## Written request
Wherever a line holds the word "Permissoned", copy that line out.

** start Data to use **

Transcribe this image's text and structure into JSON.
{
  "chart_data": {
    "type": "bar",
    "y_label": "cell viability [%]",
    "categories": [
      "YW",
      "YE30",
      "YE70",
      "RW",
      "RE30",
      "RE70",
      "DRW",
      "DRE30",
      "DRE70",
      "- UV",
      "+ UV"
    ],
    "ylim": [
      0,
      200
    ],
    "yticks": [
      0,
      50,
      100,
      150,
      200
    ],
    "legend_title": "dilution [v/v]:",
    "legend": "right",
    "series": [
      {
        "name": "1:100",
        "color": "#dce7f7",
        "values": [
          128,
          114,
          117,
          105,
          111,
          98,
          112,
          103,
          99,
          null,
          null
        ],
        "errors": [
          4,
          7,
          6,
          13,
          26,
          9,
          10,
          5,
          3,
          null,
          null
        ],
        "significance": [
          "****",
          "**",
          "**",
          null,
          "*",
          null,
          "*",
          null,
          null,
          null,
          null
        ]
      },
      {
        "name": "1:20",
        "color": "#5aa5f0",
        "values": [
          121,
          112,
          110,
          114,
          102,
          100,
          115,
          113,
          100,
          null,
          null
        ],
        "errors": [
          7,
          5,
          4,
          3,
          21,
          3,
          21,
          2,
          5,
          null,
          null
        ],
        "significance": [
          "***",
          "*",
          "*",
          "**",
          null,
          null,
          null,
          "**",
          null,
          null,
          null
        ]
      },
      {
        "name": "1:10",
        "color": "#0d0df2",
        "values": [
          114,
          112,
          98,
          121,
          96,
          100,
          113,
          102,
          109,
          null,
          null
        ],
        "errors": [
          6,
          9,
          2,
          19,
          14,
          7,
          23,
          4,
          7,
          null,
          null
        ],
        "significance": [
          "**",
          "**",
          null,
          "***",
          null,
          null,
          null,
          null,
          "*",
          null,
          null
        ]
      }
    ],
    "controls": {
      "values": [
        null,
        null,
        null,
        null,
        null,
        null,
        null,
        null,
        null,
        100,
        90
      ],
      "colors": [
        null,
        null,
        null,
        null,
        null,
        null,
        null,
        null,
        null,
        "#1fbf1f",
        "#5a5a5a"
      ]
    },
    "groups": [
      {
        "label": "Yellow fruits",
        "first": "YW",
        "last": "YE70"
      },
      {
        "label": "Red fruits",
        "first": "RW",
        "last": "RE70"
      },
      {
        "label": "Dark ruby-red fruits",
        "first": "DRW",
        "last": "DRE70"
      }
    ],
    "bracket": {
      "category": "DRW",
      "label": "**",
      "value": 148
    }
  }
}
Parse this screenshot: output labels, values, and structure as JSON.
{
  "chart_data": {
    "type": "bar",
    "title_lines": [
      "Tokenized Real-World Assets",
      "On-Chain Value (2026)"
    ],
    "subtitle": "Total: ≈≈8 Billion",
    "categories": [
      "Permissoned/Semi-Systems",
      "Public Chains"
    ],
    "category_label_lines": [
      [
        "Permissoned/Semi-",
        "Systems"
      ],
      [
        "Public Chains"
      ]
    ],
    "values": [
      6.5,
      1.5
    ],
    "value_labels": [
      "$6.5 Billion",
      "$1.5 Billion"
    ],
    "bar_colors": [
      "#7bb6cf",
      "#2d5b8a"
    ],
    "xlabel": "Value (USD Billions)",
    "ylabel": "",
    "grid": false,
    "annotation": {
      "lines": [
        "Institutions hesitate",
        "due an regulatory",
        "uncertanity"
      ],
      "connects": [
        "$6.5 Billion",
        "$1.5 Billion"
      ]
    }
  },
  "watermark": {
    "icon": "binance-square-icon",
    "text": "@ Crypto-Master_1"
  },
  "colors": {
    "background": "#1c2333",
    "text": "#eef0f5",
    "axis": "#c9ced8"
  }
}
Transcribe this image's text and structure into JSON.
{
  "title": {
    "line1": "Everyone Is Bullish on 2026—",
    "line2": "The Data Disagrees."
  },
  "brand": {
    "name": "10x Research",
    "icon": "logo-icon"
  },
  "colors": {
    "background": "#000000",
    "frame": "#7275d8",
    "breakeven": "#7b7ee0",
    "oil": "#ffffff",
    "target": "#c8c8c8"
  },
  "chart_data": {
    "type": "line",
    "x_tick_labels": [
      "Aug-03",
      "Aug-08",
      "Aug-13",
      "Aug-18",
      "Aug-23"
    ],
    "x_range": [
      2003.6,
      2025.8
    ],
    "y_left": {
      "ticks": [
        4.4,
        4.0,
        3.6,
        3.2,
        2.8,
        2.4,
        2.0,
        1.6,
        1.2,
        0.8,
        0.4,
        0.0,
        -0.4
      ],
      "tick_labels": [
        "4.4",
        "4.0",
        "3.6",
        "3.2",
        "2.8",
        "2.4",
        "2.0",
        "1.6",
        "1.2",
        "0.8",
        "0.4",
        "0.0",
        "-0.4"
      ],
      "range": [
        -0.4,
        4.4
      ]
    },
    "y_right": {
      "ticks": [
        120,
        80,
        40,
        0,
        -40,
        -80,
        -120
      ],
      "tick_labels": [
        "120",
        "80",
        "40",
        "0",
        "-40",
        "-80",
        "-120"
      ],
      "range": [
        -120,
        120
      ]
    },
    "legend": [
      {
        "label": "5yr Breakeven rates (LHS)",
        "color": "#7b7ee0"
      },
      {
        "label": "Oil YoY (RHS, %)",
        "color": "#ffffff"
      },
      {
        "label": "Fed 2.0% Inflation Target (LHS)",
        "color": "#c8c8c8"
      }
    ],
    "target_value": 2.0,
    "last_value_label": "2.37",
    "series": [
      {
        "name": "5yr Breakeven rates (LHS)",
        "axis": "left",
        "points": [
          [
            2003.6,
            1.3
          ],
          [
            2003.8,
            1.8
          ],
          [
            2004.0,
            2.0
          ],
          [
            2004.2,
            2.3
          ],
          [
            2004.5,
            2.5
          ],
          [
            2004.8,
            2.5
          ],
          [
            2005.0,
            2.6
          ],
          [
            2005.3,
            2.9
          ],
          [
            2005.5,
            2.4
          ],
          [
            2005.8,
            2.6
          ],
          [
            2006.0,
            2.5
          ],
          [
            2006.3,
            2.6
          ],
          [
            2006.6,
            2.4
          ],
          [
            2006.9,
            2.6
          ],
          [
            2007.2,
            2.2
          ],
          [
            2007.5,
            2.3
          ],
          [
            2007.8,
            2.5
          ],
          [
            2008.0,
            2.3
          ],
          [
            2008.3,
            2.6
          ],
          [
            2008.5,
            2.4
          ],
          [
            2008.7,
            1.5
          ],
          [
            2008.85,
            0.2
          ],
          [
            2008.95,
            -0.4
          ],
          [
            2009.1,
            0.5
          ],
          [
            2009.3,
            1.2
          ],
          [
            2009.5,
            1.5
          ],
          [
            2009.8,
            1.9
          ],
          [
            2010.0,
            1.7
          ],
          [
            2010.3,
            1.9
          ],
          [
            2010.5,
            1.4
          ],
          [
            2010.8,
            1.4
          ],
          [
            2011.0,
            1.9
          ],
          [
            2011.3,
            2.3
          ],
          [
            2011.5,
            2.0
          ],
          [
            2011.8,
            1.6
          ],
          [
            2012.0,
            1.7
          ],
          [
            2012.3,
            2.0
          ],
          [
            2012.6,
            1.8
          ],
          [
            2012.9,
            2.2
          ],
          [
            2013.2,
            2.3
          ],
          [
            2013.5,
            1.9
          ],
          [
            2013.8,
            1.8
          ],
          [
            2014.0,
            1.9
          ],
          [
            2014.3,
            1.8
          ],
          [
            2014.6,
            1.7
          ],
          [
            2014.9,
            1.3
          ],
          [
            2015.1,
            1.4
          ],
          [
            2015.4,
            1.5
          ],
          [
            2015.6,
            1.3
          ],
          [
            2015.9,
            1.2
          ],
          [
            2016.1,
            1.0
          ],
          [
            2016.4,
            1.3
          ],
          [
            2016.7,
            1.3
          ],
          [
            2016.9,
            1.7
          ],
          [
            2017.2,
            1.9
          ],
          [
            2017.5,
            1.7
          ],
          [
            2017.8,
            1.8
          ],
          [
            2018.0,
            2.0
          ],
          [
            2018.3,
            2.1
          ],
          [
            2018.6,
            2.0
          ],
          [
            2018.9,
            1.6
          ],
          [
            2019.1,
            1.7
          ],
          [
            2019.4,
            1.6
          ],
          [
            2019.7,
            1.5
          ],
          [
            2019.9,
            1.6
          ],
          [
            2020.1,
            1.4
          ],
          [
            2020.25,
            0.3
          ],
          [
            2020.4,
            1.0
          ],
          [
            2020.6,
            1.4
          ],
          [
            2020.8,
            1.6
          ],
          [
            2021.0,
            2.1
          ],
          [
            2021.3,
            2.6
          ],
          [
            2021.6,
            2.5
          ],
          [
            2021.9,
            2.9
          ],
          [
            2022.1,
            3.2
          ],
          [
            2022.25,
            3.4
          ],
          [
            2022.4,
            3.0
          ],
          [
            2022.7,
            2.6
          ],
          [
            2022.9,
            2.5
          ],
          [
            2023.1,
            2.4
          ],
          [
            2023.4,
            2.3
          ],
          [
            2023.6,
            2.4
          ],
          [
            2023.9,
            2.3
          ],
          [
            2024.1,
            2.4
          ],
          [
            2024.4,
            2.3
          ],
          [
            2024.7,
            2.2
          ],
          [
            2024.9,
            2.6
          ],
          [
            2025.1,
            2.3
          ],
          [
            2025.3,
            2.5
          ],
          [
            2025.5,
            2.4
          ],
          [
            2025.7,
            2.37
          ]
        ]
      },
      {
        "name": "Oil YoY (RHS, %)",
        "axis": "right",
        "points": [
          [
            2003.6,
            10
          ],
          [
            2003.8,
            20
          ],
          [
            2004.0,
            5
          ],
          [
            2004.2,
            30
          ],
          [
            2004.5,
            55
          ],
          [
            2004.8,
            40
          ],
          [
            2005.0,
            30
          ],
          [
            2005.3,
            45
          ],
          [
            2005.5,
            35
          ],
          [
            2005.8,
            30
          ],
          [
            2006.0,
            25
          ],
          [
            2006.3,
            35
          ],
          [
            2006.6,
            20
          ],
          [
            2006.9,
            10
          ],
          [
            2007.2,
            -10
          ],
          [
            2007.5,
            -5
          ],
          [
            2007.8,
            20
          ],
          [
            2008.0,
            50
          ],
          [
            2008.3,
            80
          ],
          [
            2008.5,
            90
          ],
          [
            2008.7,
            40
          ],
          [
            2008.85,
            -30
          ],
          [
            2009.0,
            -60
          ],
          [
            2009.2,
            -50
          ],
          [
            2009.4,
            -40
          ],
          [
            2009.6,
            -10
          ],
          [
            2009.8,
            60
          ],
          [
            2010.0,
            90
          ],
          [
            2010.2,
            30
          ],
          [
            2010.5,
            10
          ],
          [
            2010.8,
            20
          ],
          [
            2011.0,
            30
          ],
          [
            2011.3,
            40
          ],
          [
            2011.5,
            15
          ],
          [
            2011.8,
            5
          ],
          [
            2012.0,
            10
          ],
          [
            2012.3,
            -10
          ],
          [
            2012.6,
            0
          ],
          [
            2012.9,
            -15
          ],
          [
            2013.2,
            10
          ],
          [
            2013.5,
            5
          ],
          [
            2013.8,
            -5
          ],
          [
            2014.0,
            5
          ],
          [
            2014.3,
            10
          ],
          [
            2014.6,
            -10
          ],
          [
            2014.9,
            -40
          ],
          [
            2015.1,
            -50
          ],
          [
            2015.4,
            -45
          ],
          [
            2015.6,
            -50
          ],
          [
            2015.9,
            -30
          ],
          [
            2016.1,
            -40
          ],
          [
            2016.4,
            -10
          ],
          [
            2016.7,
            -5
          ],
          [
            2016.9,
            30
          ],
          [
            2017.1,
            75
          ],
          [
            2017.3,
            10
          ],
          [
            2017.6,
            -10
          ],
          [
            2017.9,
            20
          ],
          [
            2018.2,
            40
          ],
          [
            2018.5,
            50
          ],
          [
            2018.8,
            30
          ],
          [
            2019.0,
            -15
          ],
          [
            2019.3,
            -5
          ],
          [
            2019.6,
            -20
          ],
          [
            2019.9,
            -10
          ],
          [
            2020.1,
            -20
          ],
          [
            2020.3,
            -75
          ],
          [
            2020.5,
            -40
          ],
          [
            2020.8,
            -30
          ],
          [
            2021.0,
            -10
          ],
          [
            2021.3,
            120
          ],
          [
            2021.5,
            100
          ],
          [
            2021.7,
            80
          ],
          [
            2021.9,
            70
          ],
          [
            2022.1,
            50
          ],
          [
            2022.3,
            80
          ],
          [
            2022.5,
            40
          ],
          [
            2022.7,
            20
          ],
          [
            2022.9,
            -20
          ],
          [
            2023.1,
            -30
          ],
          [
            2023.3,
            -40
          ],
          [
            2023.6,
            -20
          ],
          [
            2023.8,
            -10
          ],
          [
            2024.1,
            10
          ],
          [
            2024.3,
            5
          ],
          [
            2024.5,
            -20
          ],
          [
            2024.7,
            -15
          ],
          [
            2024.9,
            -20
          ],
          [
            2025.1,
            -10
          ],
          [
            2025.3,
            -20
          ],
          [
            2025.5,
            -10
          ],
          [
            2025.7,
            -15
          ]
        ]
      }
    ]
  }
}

** end Data to use **

## Task output
      "Permissoned/Semi-Systems",
        "Permissoned/Semi-",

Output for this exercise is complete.